Do this ::
Please copy out, word for word, the lines of the items below, from the line holding "y1]. List at most 100 elements." to the line holding "nav-back-button[interactable]: ‹ —", both included.

Records provided ::
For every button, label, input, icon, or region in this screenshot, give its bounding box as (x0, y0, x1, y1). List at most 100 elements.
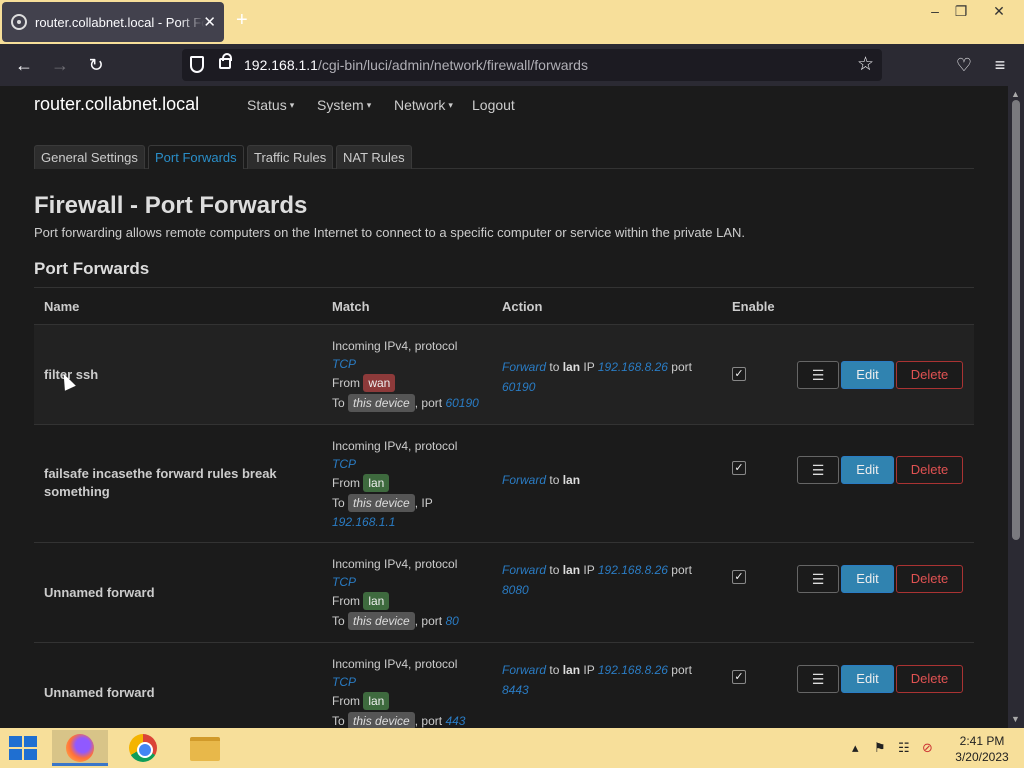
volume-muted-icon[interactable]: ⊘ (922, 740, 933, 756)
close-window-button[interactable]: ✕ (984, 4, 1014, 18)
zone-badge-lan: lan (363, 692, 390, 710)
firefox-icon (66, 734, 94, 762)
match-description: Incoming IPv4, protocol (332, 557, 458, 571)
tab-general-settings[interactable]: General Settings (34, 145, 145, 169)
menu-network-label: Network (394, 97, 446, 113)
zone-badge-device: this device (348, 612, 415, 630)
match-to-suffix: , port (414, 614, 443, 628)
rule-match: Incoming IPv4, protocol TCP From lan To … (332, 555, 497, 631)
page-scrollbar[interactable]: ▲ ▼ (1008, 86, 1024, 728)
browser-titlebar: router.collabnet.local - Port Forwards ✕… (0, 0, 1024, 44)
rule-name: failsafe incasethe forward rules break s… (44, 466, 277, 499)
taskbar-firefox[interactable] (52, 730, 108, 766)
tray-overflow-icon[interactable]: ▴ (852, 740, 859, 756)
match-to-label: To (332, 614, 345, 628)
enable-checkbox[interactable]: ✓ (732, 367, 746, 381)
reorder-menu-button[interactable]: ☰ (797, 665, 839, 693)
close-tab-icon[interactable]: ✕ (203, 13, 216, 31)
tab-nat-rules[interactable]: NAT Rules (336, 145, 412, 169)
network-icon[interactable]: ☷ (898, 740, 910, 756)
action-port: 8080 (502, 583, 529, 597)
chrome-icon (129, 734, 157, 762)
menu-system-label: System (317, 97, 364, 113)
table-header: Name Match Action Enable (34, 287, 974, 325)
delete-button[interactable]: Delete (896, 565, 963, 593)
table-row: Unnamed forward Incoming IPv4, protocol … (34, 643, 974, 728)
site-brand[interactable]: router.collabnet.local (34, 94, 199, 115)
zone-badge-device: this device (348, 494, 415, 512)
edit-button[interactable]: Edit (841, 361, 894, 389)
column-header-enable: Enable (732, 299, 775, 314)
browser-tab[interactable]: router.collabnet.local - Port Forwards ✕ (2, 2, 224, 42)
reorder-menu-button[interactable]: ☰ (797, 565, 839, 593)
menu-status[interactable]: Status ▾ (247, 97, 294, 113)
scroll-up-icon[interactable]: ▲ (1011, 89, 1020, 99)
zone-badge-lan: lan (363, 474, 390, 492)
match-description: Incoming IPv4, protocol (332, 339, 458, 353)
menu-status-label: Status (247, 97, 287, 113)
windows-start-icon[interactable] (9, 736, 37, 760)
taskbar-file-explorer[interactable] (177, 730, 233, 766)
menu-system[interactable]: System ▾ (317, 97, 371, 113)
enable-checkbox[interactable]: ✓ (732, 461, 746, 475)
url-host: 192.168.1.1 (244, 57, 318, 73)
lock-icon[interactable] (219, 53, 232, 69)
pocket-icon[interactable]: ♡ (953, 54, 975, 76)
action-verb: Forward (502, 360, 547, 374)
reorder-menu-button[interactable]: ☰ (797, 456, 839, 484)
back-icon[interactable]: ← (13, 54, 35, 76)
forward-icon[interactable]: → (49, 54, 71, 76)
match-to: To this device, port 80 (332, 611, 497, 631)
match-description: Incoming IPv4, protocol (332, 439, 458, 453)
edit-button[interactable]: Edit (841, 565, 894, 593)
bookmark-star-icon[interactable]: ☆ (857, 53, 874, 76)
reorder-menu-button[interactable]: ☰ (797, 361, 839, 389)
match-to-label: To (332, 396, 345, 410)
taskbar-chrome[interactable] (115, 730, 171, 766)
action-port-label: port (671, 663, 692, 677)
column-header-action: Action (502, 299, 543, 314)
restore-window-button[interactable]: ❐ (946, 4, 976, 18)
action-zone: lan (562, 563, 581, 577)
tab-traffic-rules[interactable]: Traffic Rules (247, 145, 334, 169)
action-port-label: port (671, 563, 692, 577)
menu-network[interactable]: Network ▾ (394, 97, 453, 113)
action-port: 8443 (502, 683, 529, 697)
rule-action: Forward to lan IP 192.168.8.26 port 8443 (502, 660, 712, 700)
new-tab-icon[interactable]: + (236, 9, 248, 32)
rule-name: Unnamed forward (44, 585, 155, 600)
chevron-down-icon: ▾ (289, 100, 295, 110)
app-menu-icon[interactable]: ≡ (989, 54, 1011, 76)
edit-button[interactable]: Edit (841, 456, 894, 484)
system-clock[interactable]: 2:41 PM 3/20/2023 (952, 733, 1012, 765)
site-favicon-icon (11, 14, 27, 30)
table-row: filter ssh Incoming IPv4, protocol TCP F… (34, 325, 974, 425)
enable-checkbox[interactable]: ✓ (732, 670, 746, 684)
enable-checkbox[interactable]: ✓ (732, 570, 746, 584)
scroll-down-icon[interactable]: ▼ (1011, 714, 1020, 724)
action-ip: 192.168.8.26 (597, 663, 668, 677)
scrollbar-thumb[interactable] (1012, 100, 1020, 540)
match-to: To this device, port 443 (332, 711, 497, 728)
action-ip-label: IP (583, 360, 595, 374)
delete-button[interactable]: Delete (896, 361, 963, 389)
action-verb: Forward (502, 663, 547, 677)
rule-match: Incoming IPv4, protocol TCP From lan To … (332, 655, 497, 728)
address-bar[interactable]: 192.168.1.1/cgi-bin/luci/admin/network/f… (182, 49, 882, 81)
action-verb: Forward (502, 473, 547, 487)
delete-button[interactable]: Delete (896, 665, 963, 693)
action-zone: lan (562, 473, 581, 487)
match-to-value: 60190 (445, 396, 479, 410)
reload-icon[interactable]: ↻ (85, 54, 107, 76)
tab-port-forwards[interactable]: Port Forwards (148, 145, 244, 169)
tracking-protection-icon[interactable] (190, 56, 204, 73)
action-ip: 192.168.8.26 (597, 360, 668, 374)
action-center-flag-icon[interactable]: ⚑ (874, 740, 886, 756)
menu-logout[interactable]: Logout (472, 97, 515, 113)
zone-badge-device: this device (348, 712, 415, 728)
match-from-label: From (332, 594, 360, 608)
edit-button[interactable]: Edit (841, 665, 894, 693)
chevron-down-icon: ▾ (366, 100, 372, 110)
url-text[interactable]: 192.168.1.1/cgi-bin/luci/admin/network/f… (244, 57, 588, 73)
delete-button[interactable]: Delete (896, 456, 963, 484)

* * *

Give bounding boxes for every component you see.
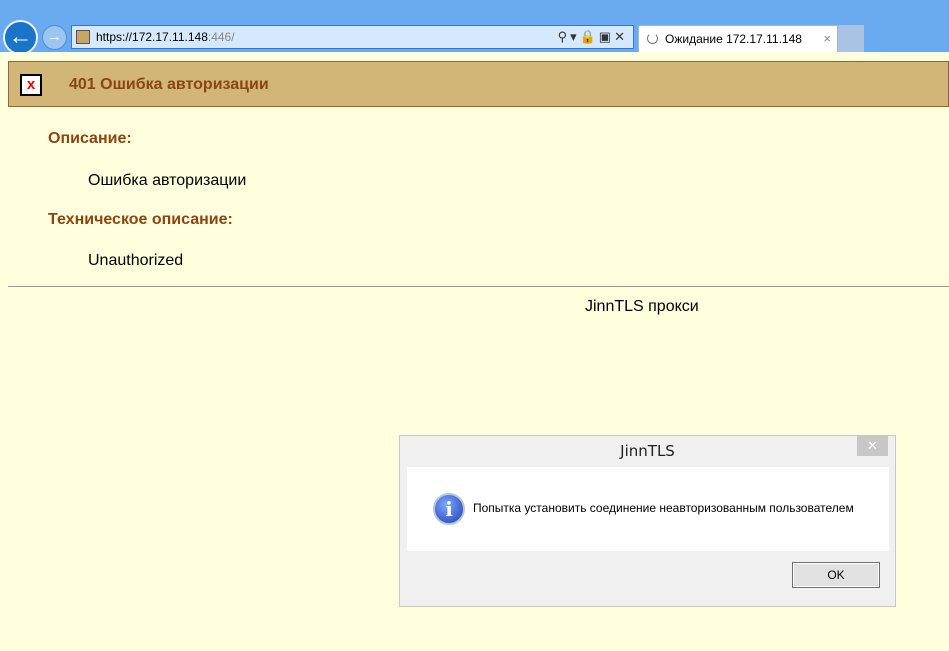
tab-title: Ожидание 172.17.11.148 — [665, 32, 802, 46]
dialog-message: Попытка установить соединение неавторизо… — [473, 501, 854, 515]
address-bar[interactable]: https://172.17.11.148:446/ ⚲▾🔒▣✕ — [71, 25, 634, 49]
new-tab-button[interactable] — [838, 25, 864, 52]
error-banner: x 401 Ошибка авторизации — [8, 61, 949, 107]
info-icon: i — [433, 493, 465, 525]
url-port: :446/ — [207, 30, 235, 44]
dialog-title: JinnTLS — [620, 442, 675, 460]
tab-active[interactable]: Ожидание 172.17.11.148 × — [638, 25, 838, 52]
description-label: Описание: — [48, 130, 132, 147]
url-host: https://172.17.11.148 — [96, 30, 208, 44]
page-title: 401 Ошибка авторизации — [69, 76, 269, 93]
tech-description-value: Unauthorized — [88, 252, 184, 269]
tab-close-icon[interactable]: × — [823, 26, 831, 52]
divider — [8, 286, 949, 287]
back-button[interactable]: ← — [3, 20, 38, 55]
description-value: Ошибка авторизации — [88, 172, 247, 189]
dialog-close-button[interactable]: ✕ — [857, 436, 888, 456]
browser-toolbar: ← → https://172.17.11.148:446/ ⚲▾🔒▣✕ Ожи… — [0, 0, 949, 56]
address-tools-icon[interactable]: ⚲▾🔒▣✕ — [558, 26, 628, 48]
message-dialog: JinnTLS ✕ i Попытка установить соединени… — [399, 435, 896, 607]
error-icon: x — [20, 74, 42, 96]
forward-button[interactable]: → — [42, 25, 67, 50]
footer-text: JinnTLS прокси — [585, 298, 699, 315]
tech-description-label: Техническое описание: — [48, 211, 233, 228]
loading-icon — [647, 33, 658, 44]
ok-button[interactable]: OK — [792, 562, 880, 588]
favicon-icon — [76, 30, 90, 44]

==

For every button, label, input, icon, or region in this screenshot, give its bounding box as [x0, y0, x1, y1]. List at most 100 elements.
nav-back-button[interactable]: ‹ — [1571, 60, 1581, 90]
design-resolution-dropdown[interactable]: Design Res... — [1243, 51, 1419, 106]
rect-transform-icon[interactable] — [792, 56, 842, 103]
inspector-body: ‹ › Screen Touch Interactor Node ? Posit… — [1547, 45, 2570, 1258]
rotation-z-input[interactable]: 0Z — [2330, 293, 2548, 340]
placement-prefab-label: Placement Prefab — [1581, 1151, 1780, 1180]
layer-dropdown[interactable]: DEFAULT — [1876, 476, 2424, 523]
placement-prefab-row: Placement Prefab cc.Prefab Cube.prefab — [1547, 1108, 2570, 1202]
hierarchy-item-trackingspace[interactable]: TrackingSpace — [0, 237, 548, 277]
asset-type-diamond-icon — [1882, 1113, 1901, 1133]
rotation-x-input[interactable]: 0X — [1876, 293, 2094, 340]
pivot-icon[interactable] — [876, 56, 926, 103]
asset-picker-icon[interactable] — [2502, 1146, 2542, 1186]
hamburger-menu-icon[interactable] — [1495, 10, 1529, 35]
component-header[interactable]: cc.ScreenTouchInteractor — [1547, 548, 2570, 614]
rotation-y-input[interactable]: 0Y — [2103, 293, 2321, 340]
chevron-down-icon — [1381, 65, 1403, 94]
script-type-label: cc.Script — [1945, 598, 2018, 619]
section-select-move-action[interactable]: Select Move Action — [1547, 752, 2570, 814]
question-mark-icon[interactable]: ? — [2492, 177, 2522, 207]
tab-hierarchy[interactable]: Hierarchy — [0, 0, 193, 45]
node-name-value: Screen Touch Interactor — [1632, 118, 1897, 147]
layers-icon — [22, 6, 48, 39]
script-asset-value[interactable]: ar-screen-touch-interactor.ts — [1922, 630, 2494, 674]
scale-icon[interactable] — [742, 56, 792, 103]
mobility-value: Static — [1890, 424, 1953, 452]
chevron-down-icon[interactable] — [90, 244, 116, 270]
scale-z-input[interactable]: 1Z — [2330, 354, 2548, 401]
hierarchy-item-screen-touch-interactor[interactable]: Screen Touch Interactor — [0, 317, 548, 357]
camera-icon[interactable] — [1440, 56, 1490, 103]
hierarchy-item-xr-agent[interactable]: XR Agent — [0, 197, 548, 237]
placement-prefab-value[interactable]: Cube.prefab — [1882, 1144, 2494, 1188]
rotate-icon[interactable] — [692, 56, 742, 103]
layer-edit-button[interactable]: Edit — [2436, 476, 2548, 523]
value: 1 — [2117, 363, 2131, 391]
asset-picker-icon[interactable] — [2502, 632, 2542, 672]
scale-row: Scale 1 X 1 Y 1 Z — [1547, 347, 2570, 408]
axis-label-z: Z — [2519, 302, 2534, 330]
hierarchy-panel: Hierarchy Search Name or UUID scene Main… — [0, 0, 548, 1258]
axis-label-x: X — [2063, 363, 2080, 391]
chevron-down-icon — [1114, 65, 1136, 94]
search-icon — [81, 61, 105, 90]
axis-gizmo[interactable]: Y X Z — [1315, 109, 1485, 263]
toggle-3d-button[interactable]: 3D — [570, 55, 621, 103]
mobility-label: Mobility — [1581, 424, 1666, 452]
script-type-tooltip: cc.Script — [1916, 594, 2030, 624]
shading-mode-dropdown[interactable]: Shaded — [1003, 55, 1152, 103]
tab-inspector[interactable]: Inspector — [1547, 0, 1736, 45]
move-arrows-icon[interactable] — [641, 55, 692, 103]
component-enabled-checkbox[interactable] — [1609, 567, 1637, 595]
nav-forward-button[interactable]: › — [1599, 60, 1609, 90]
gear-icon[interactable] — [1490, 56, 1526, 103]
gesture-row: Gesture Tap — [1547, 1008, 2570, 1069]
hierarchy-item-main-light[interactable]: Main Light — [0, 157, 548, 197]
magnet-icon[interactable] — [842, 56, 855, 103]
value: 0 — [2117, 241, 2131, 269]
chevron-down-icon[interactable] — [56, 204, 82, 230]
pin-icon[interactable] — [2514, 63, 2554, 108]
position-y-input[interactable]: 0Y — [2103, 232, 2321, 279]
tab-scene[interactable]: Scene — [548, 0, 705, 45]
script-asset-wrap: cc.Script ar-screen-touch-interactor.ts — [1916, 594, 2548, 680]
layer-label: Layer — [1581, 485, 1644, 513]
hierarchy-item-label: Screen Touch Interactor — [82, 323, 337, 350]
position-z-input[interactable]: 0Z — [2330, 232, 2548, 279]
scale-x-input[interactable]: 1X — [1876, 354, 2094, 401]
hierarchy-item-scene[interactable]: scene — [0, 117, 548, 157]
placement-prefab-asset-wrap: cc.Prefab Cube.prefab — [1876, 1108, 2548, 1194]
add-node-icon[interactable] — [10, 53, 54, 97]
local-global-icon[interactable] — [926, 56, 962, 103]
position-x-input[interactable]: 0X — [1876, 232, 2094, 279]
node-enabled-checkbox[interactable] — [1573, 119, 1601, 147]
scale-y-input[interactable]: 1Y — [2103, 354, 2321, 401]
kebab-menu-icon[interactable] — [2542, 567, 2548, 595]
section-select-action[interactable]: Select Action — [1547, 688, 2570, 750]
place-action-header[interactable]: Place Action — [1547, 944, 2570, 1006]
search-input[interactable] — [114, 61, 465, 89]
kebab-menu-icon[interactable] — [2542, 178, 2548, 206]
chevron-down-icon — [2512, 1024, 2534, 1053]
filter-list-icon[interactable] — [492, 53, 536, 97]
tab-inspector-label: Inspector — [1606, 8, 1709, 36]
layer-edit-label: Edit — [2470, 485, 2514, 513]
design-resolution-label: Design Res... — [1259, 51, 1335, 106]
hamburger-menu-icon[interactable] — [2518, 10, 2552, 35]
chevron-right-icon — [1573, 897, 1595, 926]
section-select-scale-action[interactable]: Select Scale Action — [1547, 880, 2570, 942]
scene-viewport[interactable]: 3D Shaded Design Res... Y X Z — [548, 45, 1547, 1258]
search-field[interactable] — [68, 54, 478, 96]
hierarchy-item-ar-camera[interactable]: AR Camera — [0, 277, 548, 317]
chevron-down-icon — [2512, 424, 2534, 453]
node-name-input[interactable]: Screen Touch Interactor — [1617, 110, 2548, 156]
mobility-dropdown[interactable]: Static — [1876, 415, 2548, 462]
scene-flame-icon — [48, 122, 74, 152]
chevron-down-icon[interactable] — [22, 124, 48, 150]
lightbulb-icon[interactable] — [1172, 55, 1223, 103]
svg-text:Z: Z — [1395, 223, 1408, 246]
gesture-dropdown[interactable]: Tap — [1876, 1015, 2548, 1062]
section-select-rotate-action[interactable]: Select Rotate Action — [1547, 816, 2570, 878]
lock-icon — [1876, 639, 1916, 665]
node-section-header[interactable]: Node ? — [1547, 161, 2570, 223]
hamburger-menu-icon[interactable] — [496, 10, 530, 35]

Solution to the exercise ::
For every button, label, input, icon, or region in this screenshot, give its bounding box as [x0, y0, x1, y1]. List at most 100 elements.
nav-back-button[interactable]: ‹ — [1571, 60, 1581, 90]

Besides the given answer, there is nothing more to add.